Look through the data below. Pick out the lines holding the string "Юрьевна".

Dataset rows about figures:
________

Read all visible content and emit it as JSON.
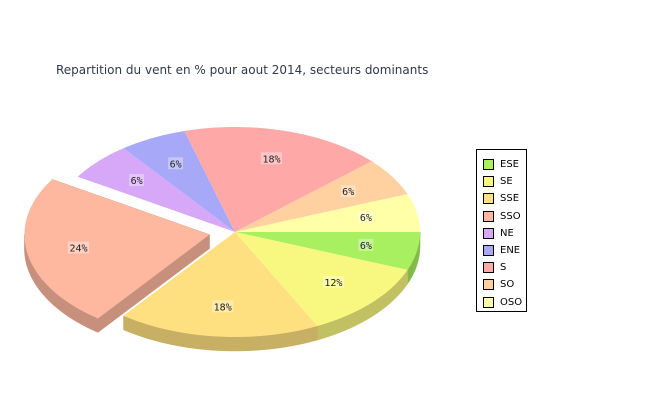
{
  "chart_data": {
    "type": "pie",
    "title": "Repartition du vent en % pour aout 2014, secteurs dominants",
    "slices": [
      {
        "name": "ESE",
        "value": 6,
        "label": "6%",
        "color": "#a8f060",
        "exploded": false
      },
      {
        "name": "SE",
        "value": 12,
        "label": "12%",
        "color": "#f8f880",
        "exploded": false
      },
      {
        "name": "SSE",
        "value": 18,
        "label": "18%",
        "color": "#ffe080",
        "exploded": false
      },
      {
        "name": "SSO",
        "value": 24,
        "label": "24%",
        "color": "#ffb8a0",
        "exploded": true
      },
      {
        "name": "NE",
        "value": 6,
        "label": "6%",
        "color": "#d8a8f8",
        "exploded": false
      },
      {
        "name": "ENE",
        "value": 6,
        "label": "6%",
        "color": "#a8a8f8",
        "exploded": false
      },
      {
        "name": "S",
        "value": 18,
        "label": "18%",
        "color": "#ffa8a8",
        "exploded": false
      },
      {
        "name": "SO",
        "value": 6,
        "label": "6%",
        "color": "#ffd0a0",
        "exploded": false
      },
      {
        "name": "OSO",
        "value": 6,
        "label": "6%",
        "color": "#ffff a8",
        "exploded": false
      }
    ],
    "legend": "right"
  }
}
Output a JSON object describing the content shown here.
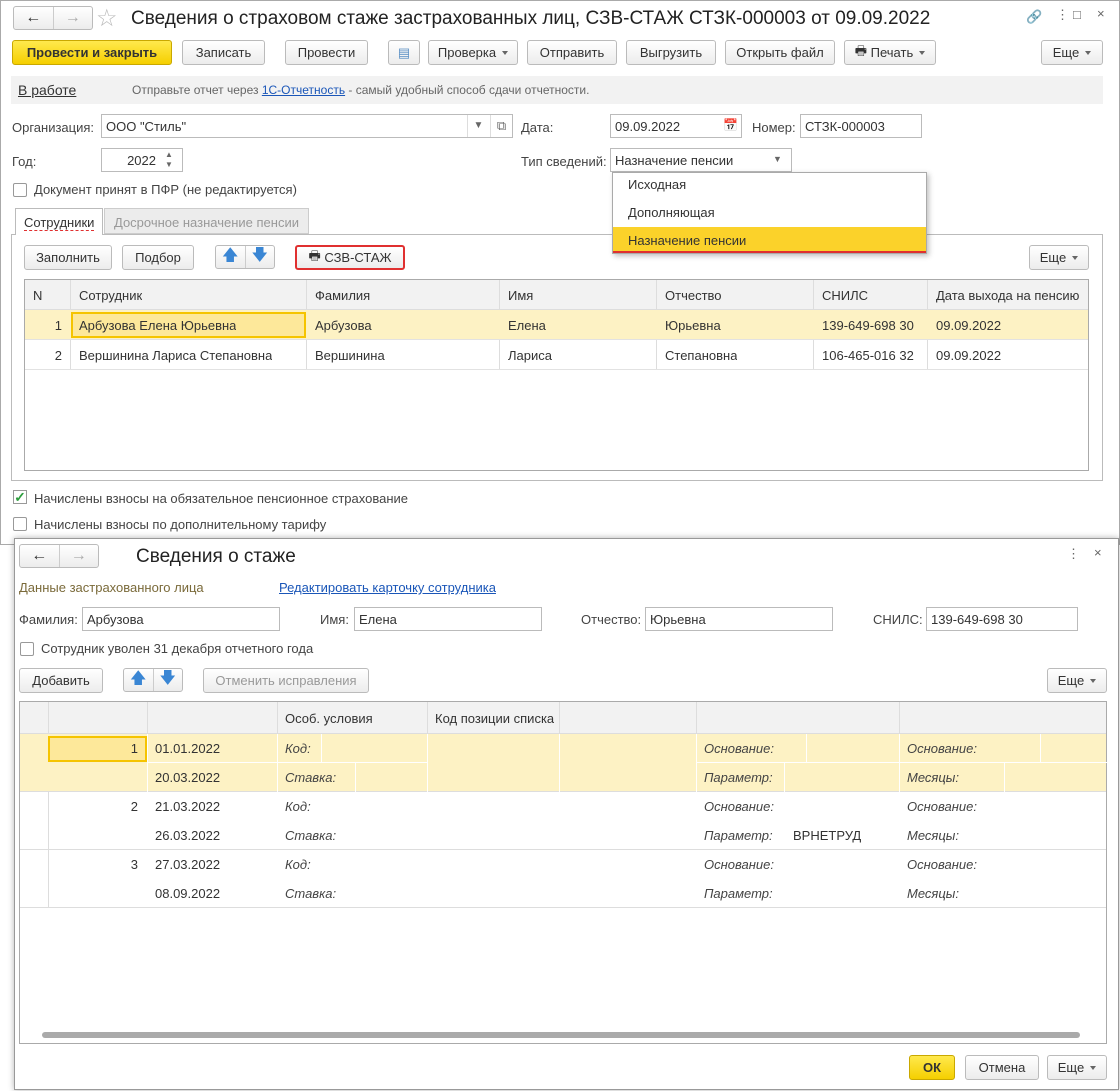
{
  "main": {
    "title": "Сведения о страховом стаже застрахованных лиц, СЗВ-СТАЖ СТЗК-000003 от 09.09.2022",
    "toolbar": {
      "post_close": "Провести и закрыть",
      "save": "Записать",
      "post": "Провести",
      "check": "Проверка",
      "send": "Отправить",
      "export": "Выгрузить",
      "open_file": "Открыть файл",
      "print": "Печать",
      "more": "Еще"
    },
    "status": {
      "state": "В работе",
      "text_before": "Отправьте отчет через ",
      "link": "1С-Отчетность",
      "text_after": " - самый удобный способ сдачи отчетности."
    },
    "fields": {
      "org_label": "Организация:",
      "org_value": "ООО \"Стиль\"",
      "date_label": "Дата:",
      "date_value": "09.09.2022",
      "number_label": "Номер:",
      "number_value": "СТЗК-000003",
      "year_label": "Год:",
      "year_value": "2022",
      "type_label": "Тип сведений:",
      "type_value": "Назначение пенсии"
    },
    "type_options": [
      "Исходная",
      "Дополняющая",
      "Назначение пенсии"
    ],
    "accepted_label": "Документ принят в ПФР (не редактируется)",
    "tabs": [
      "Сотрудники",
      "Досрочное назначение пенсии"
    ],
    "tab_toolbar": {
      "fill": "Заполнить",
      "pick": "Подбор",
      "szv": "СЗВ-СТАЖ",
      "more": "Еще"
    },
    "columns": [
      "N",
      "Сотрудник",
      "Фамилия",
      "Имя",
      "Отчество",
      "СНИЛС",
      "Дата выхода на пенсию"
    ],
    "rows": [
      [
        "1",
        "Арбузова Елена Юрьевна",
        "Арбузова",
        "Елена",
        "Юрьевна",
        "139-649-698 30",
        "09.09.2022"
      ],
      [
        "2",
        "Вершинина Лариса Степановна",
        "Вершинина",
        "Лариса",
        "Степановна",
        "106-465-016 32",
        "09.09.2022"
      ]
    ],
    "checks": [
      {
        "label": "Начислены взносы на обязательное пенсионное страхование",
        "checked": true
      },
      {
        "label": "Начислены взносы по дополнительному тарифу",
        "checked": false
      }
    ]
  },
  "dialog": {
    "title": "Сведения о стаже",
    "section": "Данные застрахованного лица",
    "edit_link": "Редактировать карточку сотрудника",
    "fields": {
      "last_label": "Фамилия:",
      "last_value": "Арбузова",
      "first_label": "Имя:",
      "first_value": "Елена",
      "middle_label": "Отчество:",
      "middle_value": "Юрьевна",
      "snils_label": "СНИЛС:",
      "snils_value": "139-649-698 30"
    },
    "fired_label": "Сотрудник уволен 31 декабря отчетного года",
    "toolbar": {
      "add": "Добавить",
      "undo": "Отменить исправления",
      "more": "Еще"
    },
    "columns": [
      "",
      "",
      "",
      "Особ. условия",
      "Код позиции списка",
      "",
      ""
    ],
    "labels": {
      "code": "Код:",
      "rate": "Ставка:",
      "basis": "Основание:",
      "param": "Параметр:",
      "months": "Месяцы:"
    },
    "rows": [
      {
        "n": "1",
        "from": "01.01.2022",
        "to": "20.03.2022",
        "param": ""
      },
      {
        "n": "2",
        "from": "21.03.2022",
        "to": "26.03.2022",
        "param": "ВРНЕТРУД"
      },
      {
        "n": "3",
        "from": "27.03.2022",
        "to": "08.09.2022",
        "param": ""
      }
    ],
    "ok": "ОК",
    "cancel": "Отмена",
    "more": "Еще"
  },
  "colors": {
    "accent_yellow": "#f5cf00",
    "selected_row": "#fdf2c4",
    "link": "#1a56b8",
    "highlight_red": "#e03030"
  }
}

________

*Reply to the exercise*.
        "Арбузова Елена Юрьевна",
        "Юрьевна",
      "middle_value": "Юрьевна",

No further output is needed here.